▶ [Goal]: Would you repeat the listing exactly but omit every picture?

▶ [Supplied data]:
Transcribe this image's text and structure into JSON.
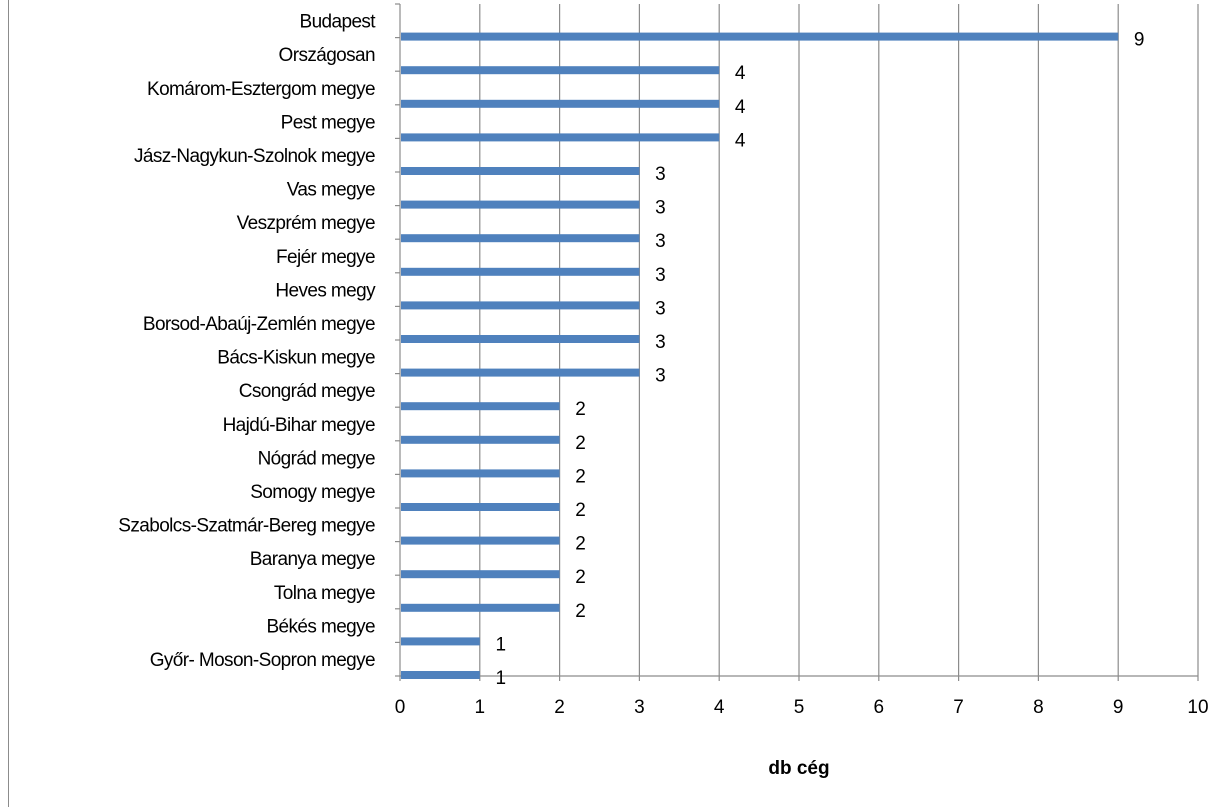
{
  "chart_data": {
    "type": "bar",
    "orientation": "horizontal",
    "title": "",
    "xlabel": "db cég",
    "ylabel": "",
    "xlim": [
      0,
      10
    ],
    "x_ticks": [
      "0",
      "1",
      "2",
      "3",
      "4",
      "5",
      "6",
      "7",
      "8",
      "9",
      "10"
    ],
    "grid": "vertical",
    "legend": "none",
    "bar_color": "#4f81bd",
    "categories": [
      "Budapest",
      "Országosan",
      "Komárom-Esztergom megye",
      "Pest megye",
      "Jász-Nagykun-Szolnok megye",
      "Vas megye",
      "Veszprém megye",
      "Fejér megye",
      "Heves megy",
      "Borsod-Abaúj-Zemlén megye",
      "Bács-Kiskun megye",
      "Csongrád megye",
      "Hajdú-Bihar megye",
      "Nógrád megye",
      "Somogy megye",
      "Szabolcs-Szatmár-Bereg megye",
      "Baranya megye",
      "Tolna megye",
      "Békés megye",
      "Győr- Moson-Sopron megye"
    ],
    "values": [
      9,
      4,
      4,
      4,
      3,
      3,
      3,
      3,
      3,
      3,
      3,
      2,
      2,
      2,
      2,
      2,
      2,
      2,
      1,
      1
    ],
    "data_labels": [
      "9",
      "4",
      "4",
      "4",
      "3",
      "3",
      "3",
      "3",
      "3",
      "3",
      "3",
      "2",
      "2",
      "2",
      "2",
      "2",
      "2",
      "2",
      "1",
      "1"
    ]
  }
}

▶ [Correct output]:
Transcribe this image's text and structure into JSON.
{
  "chart_data": {
    "type": "bar",
    "orientation": "horizontal",
    "title": "",
    "xlabel": "db cég",
    "ylabel": "",
    "xlim": [
      0,
      10
    ],
    "x_ticks": [
      "0",
      "1",
      "2",
      "3",
      "4",
      "5",
      "6",
      "7",
      "8",
      "9",
      "10"
    ],
    "grid": "vertical",
    "legend": "none",
    "bar_color": "#4f81bd",
    "categories": [
      "Budapest",
      "Országosan",
      "Komárom-Esztergom megye",
      "Pest megye",
      "Jász-Nagykun-Szolnok megye",
      "Vas megye",
      "Veszprém megye",
      "Fejér megye",
      "Heves megy",
      "Borsod-Abaúj-Zemlén megye",
      "Bács-Kiskun megye",
      "Csongrád megye",
      "Hajdú-Bihar megye",
      "Nógrád megye",
      "Somogy megye",
      "Szabolcs-Szatmár-Bereg megye",
      "Baranya megye",
      "Tolna megye",
      "Békés megye",
      "Győr- Moson-Sopron megye"
    ],
    "values": [
      9,
      4,
      4,
      4,
      3,
      3,
      3,
      3,
      3,
      3,
      3,
      2,
      2,
      2,
      2,
      2,
      2,
      2,
      1,
      1
    ],
    "data_labels": [
      "9",
      "4",
      "4",
      "4",
      "3",
      "3",
      "3",
      "3",
      "3",
      "3",
      "3",
      "2",
      "2",
      "2",
      "2",
      "2",
      "2",
      "2",
      "1",
      "1"
    ]
  }
}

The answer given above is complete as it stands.